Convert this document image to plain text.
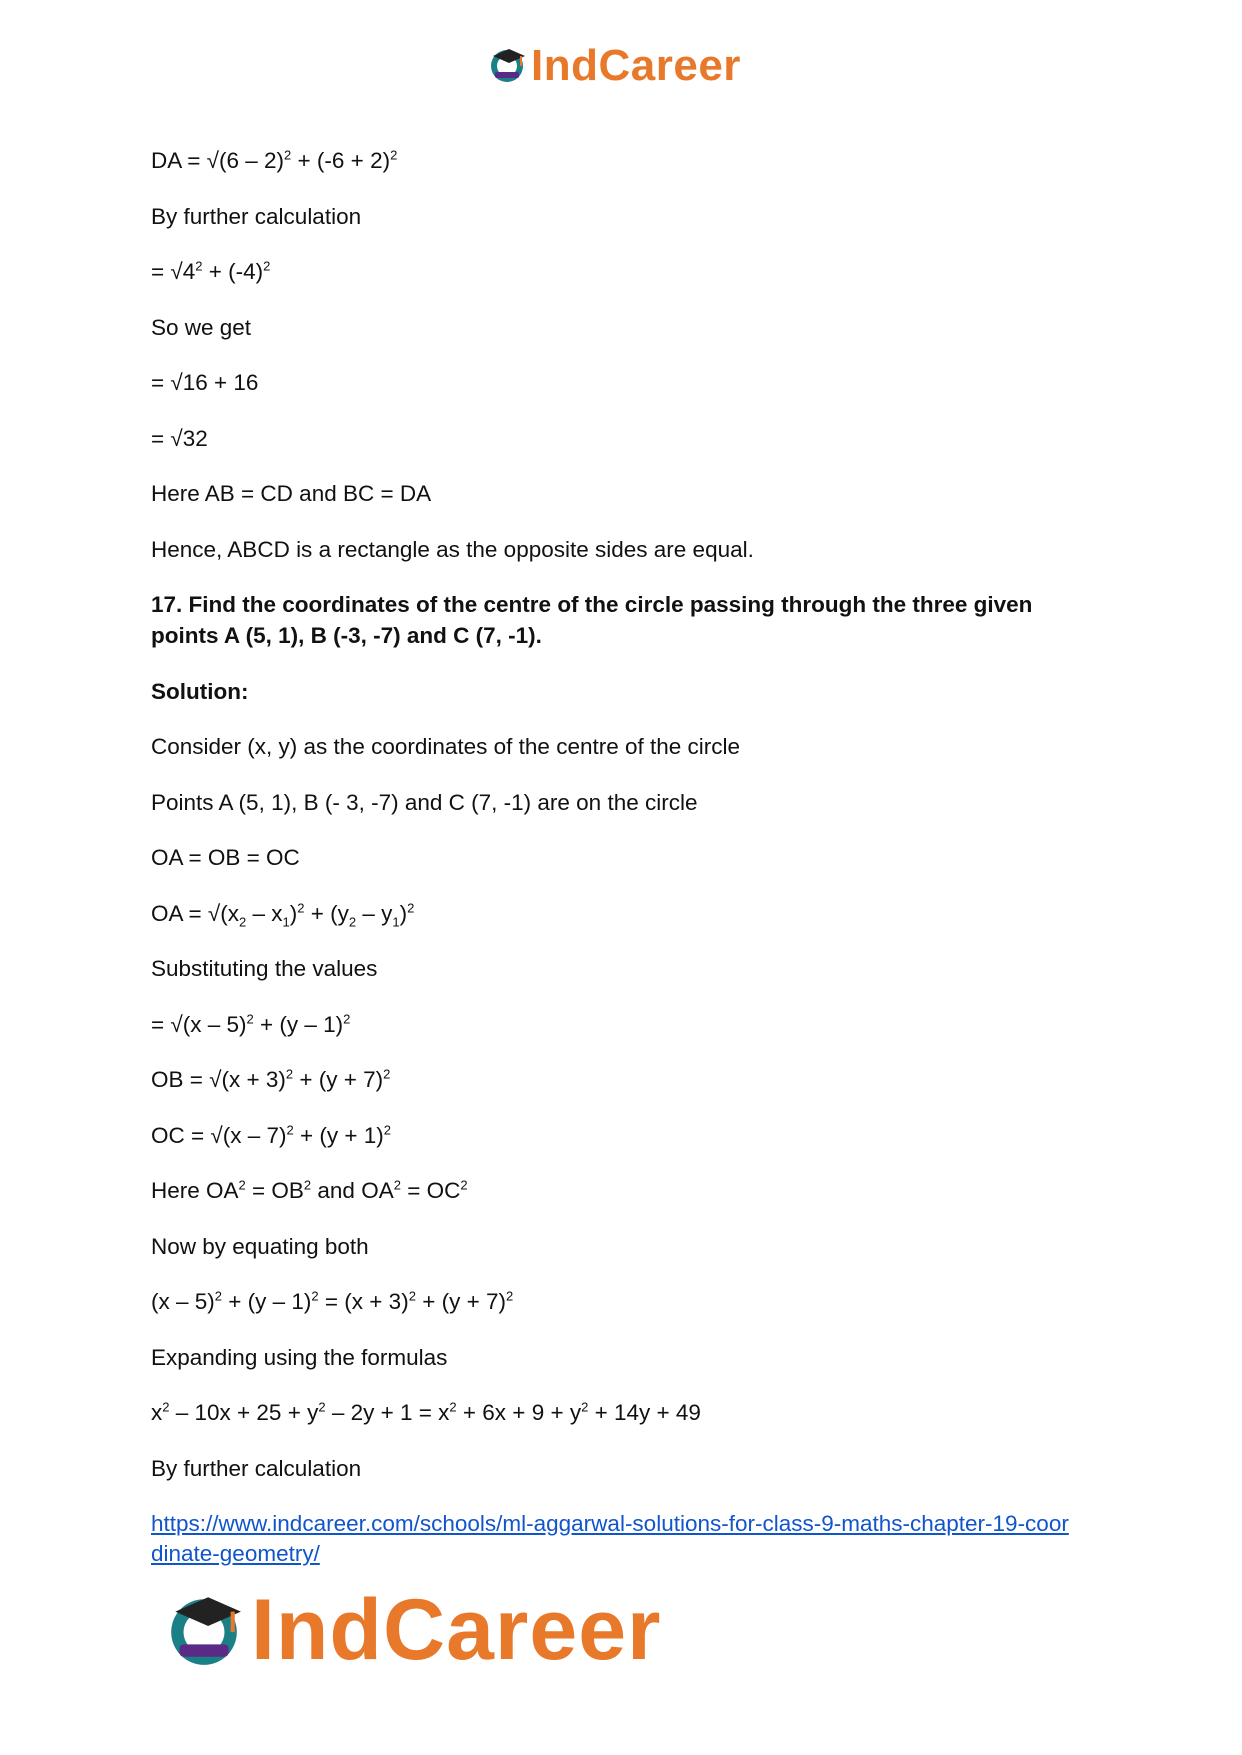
IndCareer
DA = $√(6 - 2)^2 + (-6 + 2)^2$
By further calculation
= $√4^2 + (-4)^2$
So we get
= √16 + 16
= √32
Here AB = CD and BC = DA
Hence, ABCD is a rectangle as the opposite sides are equal.
17. Find the coordinates of the centre of the circle passing through the three given
points A (5, 1), B (-3, -7) and C (7, -1).
Solution:
Consider (x, y) as the coordinates of the centre of the circle
Points A (5, 1), B (- 3, -7) and C (7, -1) are on the circle
OA = OB = OC
OA = $√(x_2 - x_1)^2 + (y_2 - y_1)^2$
Substituting the values
= √(x – 5)$^2$ + (y – 1)$^2$
OB = $√(x + 3)^2 + (y + 7)^2$
OC = $√(x - 7)^2 + (y + 1)^2$
Here $OA^2 = OB^2$ and $OA^2 = OC^2$
Now by equating both
$(x - 5)^2 + (y - 1)^2 = (x + 3)^2 + (y + 7)^2$
Expanding using the formulas
$x^2 - 10x + 25 + y^2 - 2y + 1 = x^2 + 6x + 9 + y^2 + 14y + 49$
By further calculation
https://www.indcareer.com/schools/ml-aggarwal-solutions-for-class-9-maths-chapter-19-coor
dinate-geometry/
IndCareer
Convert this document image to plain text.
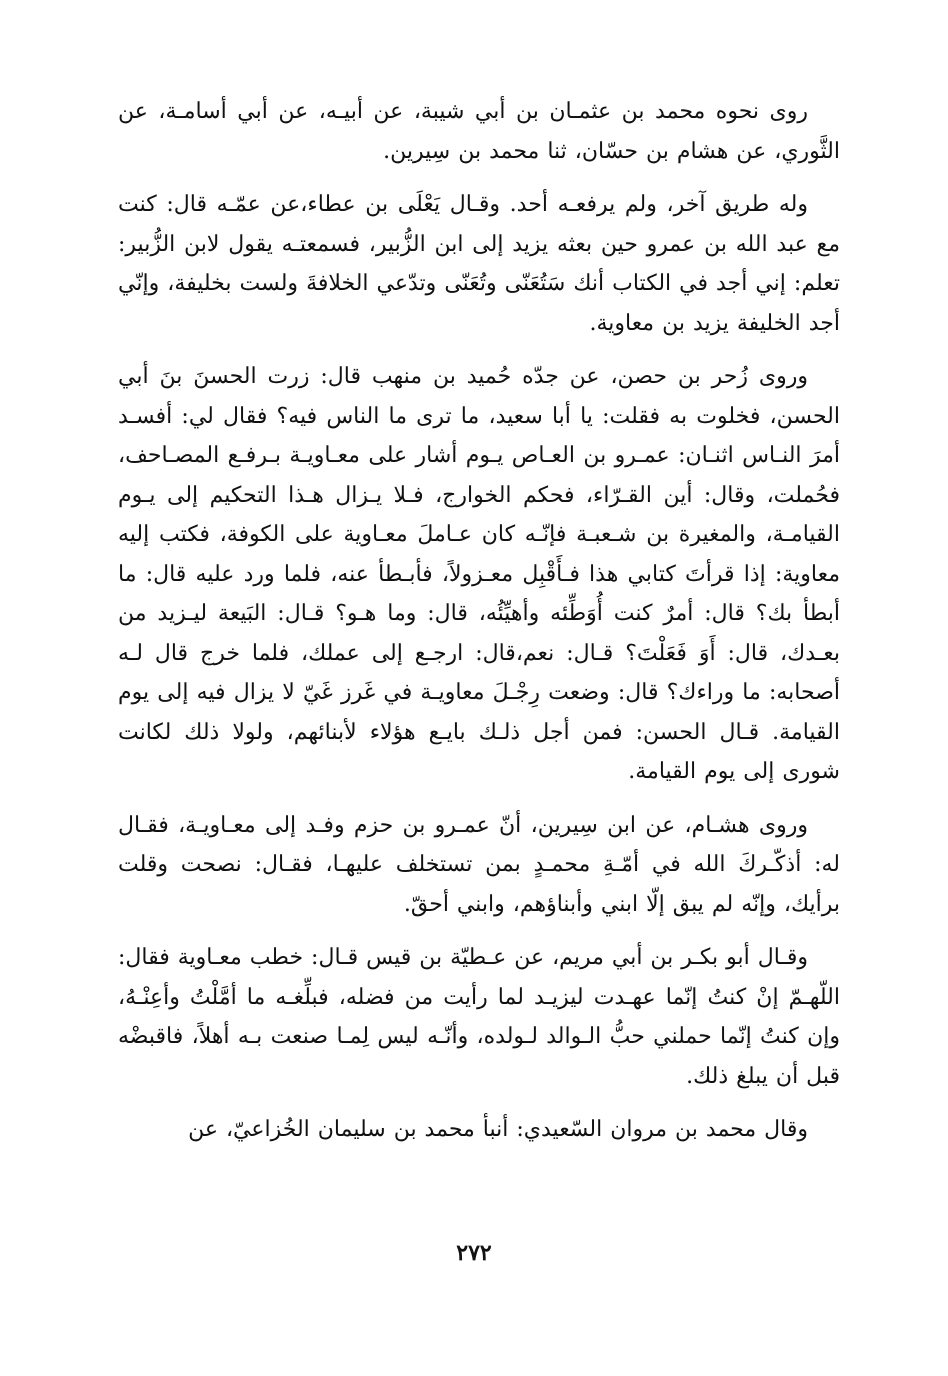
روى نحوه محمد بن عثمـان بن أبي شيبة، عن أبيـه، عن أبي أسامـة، عن الثَّوري، عن هشام بن حسّان، ثنا محمد بن سِيرين.

وله طريق آخر، ولم يرفعـه أحد. وقـال يَعْلَى بن عطاء،عن عمّـه قال: كنت مع عبد الله بن عمرو حين بعثه يزيد إلى ابن الزُّبير، فسمعتـه يقول لابن الزُّبير: تعلم: إني أجد في الكتاب أنك سَتُعَنّى وتُعَنّى وتدّعي الخلافةَ ولست بخليفة، وإنّي أجد الخليفة يزيد بن معاوية.

وروى زُحر بن حصن، عن جدّه حُميد بن منهب قال: زرت الحسنَ بنَ أبي الحسن، فخلوت به فقلت: يا أبا سعيد، ما ترى ما الناس فيه؟ فقال لي: أفسـد أمرَ النـاس اثنـان: عمـرو بن العـاص يـوم أشار على معـاويـة بـرفـع المصـاحف، فحُملت، وقال: أين القـرّاء، فحكم الخوارج، فـلا يـزال هـذا التحكيم إلى يـوم القيامـة، والمغيرة بن شـعبـة فإنّـه كان عـاملَ معـاوية على الكوفة، فكتب إليه معاوية: إذا قرأتَ كتابي هذا فـأَقْبِل معـزولاً، فأبـطأ عنه، فلما ورد عليه قال: ما أبطأ بك؟ قال: أمرٌ كنت أُوَطِّئه وأهيِّئُه، قال: وما هـو؟ قـال: البَيعة ليـزيد من بعـدك، قال: أَوَ فَعَلْتَ؟ قـال: نعم،قال: ارجـع إلى عملك، فلما خرج قال لـه أصحابه: ما وراءك؟ قال: وضعت رِجْـلَ معاويـة في غَرز غَيّ لا يزال فيه إلى يوم القيامة. قـال الحسن: فمن أجل ذلـك بايـع هؤلاء لأبنائهم، ولولا ذلك لكانت شورى إلى يوم القيامة.

وروى هشـام، عن ابن سِيرين، أنّ عمـرو بن حزم وفـد إلى معـاويـة، فقـال له: أذكّـركَ الله في أمّـةِ محمـدٍ بمن تستخلف عليهـا، فقـال: نصحت وقلت برأيك، وإنّه لم يبق إلّا ابني وأبناؤهم، وابني أحقّ.

وقـال أبو بكـر بن أبي مريم، عن عـطيّة بن قيس قـال: خطب معـاوية فقال: اللّهـمّ إنْ كنتُ إنّما عهـدت ليزيـد لما رأيت من فضله، فبلِّغـه ما أمَّلْتُ وأعِنْـهُ، وإن كنتُ إنّما حملني حبُّ الـوالد لـولده، وأنّـه ليس لِمـا صنعت بـه أهلاً، فاقبضْه قبل أن يبلغ ذلك.

وقال محمد بن مروان السّعيدي: أنبأ محمد بن سليمان الخُزاعيّ، عن

٢٧٢
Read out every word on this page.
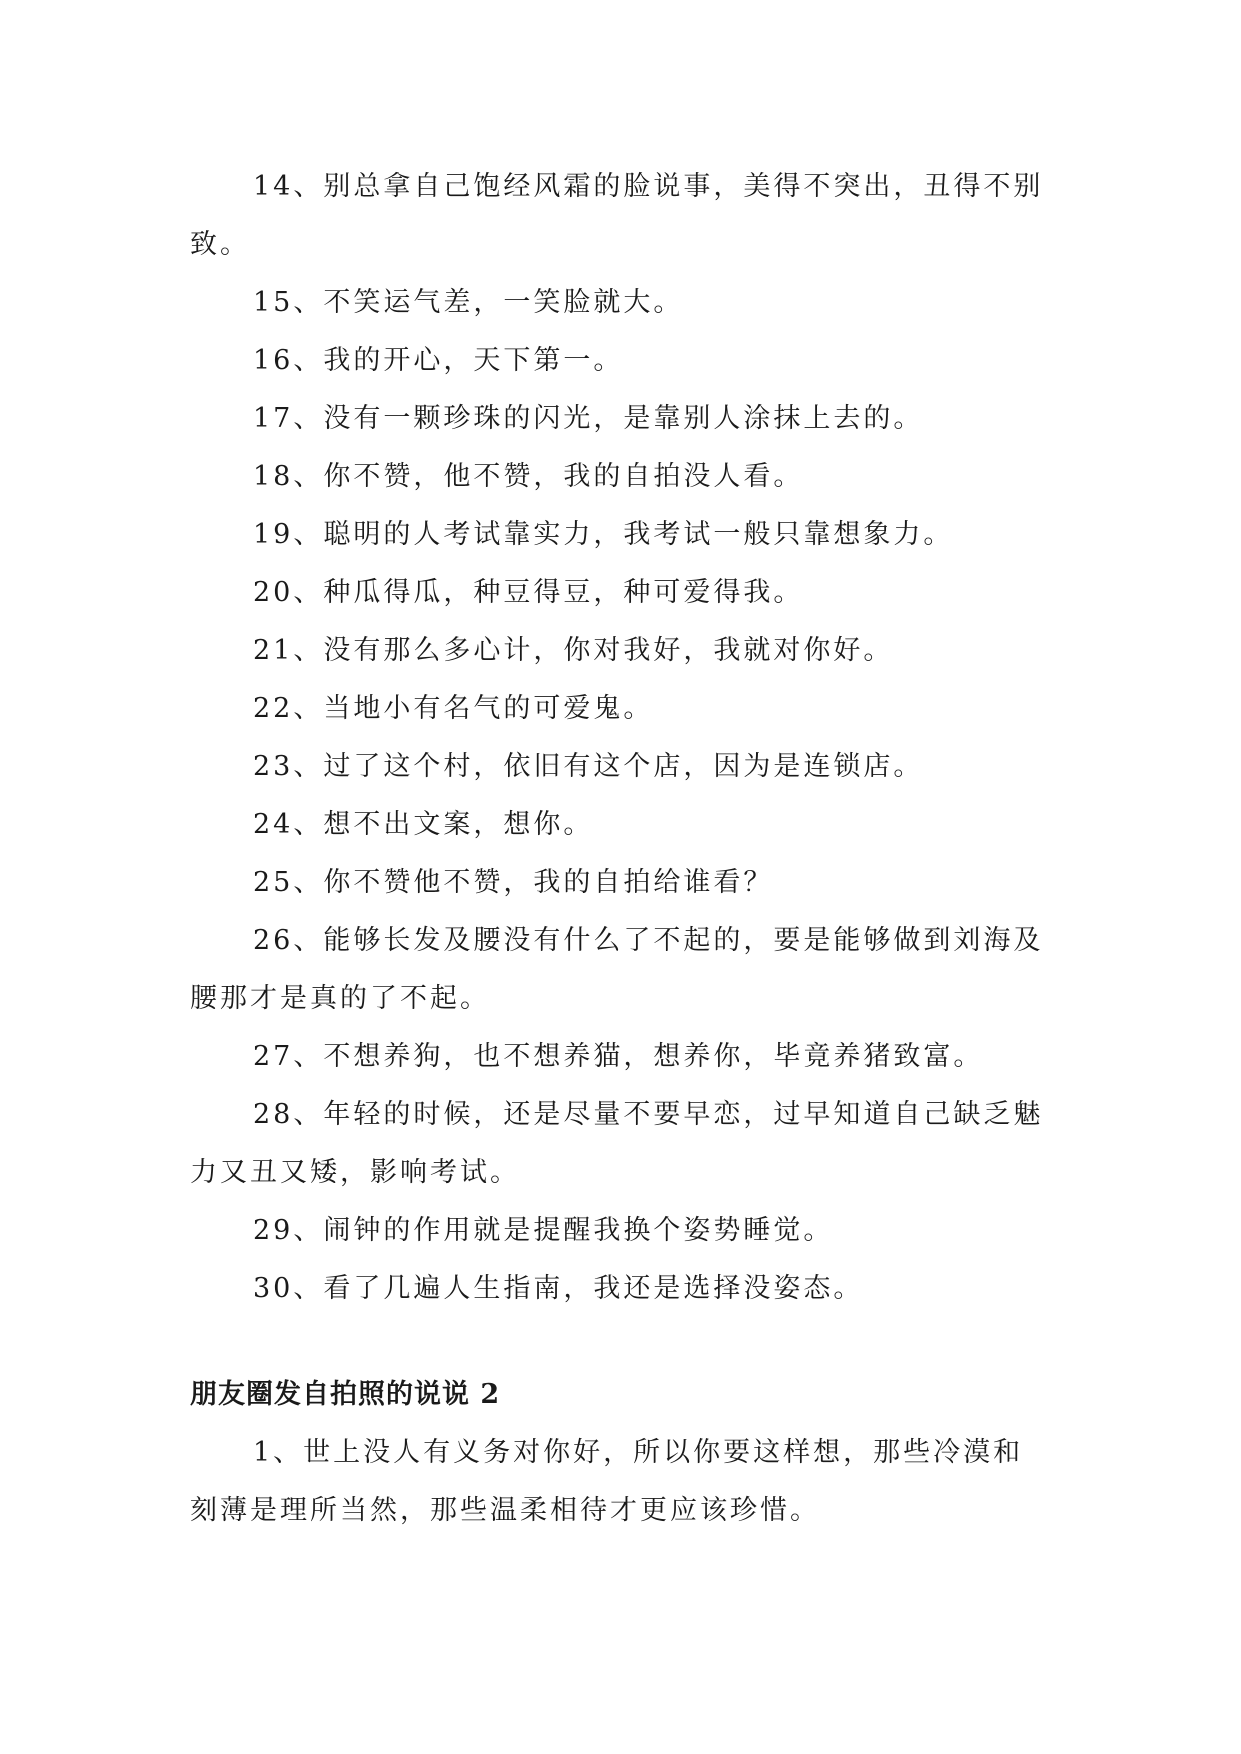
14、别总拿自己饱经风霜的脸说事，美得不突出，丑得不别致。

15、不笑运气差，一笑脸就大。

16、我的开心，天下第一。

17、没有一颗珍珠的闪光，是靠别人涂抹上去的。

18、你不赞，他不赞，我的自拍没人看。

19、聪明的人考试靠实力，我考试一般只靠想象力。

20、种瓜得瓜，种豆得豆，种可爱得我。

21、没有那么多心计，你对我好，我就对你好。

22、当地小有名气的可爱鬼。

23、过了这个村，依旧有这个店，因为是连锁店。

24、想不出文案，想你。

25、你不赞他不赞，我的自拍给谁看？

26、能够长发及腰没有什么了不起的，要是能够做到刘海及腰那才是真的了不起。

27、不想养狗，也不想养猫，想养你，毕竟养猪致富。

28、年轻的时候，还是尽量不要早恋，过早知道自己缺乏魅力又丑又矮，影响考试。

29、闹钟的作用就是提醒我换个姿势睡觉。

30、看了几遍人生指南，我还是选择没姿态。

朋友圈发自拍照的说说 2

1、世上没人有义务对你好，所以你要这样想，那些冷漠和刻薄是理所当然，那些温柔相待才更应该珍惜。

- - -

*What is being asked*. Which lines hold the word "coordinates"? Return all of them from the records above.

*Worked answer*.
17. Find the coordinates of the centre of the circle passing through the three given
Consider (x, y) as the coordinates of the centre of the circle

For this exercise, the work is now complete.